GIVEN DATA ->
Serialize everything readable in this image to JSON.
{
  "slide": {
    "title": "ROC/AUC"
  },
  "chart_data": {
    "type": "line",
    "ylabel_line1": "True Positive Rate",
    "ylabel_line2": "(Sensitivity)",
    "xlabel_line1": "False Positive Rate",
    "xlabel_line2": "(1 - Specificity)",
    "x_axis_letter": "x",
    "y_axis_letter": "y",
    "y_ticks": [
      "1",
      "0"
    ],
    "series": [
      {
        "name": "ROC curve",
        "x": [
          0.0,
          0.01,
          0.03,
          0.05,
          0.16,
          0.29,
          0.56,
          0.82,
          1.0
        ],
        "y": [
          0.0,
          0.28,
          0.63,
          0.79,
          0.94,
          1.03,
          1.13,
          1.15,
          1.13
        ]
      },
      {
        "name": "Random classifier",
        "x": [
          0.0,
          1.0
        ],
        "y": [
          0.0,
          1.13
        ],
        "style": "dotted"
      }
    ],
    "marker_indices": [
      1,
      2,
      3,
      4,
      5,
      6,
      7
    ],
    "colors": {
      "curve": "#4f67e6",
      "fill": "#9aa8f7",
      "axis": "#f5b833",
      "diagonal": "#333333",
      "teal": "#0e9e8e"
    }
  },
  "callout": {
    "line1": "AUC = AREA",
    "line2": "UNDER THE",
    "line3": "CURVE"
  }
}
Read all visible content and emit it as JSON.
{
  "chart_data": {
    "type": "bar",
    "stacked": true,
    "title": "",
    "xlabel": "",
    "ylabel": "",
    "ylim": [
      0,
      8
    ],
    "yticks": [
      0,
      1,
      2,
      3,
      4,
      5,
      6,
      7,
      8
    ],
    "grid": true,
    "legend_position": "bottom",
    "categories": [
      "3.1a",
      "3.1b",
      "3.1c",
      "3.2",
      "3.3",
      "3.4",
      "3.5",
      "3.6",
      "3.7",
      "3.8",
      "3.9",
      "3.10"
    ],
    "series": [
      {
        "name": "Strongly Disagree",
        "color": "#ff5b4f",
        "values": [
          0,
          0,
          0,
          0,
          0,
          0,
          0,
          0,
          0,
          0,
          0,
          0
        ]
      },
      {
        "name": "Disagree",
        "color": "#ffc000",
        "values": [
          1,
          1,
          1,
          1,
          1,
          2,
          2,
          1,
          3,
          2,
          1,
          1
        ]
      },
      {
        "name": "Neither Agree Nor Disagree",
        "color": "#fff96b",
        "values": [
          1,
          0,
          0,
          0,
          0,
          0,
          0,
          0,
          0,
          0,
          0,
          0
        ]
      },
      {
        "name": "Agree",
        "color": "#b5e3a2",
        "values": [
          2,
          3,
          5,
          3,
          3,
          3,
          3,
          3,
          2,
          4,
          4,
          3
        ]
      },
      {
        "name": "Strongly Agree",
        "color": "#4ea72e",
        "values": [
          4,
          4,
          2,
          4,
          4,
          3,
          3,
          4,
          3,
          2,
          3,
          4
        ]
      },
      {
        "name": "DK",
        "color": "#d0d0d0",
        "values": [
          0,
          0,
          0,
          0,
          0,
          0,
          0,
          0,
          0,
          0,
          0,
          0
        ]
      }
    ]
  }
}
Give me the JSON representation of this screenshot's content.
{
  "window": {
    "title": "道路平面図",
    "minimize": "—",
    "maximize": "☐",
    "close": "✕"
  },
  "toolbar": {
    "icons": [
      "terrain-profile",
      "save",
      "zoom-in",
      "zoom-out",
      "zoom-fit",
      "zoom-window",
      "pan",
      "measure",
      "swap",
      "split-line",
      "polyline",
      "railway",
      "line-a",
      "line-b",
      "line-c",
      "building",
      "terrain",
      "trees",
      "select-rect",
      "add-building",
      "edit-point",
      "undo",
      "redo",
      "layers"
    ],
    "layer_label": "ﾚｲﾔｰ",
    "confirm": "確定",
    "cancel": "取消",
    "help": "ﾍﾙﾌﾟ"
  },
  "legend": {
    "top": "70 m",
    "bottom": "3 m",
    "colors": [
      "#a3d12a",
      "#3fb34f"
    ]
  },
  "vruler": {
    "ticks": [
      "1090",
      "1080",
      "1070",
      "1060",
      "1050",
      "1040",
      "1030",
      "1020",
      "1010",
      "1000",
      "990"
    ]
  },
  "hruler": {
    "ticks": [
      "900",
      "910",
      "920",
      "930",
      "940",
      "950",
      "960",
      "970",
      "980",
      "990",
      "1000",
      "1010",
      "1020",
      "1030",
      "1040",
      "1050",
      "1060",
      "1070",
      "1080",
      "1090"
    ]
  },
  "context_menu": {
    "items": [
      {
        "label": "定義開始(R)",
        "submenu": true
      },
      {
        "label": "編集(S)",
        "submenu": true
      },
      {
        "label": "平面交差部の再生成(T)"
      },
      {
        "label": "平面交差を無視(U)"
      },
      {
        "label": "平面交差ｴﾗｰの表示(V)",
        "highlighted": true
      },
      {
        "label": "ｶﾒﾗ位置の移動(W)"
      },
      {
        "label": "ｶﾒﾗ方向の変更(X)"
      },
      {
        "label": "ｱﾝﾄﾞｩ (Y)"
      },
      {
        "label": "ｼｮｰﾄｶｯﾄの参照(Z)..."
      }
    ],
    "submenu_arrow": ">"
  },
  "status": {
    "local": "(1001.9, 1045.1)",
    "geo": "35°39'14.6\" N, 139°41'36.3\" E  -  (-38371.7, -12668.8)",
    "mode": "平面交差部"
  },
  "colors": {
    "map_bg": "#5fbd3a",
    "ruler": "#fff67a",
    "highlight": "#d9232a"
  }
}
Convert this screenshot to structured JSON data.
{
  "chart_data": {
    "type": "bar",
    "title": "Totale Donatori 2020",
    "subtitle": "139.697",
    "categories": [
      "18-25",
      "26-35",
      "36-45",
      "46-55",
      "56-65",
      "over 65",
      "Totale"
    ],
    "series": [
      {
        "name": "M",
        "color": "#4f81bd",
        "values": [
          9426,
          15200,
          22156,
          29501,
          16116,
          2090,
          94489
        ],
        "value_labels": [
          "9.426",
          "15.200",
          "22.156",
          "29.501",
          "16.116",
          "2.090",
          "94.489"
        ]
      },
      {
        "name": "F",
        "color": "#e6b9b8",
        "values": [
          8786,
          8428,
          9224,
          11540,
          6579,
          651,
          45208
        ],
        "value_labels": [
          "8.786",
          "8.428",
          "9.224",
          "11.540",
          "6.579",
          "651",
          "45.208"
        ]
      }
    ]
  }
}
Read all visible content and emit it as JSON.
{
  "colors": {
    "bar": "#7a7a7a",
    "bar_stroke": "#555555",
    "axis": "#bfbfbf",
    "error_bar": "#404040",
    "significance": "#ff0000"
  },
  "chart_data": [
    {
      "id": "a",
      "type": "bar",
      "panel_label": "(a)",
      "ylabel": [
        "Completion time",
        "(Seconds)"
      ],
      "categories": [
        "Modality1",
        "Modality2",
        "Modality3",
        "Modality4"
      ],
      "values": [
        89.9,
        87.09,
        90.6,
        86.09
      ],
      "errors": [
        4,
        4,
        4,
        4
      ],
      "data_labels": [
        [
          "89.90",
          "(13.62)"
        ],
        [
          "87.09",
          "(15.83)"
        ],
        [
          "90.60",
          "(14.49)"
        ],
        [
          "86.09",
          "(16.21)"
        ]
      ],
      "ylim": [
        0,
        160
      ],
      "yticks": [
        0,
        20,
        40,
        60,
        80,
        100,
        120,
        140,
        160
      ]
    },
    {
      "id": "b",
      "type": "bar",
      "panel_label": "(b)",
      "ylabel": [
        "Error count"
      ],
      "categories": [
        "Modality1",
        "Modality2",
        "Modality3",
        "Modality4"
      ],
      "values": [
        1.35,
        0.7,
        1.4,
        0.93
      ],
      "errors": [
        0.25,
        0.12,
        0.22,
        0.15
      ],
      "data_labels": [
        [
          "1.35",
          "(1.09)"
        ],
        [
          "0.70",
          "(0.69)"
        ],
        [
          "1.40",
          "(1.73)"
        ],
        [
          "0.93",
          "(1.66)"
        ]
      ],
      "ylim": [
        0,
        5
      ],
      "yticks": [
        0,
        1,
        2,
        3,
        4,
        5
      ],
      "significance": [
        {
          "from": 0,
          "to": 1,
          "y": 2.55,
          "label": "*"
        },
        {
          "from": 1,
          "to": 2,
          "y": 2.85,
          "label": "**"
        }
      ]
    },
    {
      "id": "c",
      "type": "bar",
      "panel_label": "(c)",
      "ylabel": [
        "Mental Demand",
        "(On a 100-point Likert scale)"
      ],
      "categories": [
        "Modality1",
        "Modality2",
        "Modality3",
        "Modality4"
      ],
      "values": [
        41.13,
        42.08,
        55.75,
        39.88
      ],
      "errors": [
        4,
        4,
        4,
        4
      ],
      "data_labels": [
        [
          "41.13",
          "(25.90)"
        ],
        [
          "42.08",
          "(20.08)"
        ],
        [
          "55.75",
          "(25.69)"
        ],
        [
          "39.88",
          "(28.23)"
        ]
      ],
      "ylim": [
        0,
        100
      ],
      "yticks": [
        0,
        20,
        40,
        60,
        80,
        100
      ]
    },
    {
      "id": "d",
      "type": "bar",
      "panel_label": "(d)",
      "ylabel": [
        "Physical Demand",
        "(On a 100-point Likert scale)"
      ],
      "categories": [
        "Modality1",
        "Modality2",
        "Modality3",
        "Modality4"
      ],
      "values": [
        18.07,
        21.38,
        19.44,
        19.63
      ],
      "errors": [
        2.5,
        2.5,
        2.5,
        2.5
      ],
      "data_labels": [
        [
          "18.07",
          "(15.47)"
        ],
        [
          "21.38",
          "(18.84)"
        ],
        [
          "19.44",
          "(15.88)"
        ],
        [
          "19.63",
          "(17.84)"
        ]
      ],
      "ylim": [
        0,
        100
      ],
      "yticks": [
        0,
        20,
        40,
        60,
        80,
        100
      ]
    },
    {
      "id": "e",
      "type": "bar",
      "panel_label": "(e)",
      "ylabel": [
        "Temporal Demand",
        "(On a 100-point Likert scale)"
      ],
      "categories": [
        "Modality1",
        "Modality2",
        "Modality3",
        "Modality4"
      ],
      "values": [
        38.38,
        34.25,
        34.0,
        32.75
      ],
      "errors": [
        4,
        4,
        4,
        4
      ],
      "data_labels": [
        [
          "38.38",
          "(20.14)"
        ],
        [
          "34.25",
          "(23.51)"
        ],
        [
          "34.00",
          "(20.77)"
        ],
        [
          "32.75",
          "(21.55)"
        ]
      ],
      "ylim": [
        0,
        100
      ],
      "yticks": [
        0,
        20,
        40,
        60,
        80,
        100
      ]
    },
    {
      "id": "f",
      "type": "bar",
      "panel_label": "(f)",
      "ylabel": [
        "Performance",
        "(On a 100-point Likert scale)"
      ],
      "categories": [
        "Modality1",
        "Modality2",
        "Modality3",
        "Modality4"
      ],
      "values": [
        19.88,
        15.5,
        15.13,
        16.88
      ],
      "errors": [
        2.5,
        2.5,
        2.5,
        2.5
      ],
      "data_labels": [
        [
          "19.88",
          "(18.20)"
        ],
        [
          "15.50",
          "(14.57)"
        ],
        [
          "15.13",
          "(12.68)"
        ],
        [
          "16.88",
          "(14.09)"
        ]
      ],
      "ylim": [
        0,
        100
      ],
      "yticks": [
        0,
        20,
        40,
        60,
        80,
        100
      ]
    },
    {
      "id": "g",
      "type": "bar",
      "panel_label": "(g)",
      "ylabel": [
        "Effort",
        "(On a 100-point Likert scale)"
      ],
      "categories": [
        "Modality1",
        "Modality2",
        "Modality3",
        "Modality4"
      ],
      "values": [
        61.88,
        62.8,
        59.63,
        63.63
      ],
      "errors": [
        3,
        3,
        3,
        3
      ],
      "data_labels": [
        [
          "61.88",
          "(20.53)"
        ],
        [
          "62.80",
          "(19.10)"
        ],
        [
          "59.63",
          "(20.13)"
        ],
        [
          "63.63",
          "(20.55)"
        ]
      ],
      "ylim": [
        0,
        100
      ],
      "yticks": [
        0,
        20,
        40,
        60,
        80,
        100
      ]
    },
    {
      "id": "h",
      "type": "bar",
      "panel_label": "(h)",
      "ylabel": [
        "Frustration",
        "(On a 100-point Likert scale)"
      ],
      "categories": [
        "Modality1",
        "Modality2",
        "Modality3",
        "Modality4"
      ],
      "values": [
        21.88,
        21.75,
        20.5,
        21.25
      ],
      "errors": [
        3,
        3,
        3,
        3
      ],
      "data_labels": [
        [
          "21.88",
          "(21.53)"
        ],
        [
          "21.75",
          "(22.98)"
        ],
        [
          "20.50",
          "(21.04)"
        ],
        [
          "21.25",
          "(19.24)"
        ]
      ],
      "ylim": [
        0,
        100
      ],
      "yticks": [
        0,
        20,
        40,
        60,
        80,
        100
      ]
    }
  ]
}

GIVEN INSTRUCTION -> Return every line containing "Strongly".

RESPONSE TO THIS TASK ->
        "name": "Strongly Disagree",
        "name": "Strongly Agree",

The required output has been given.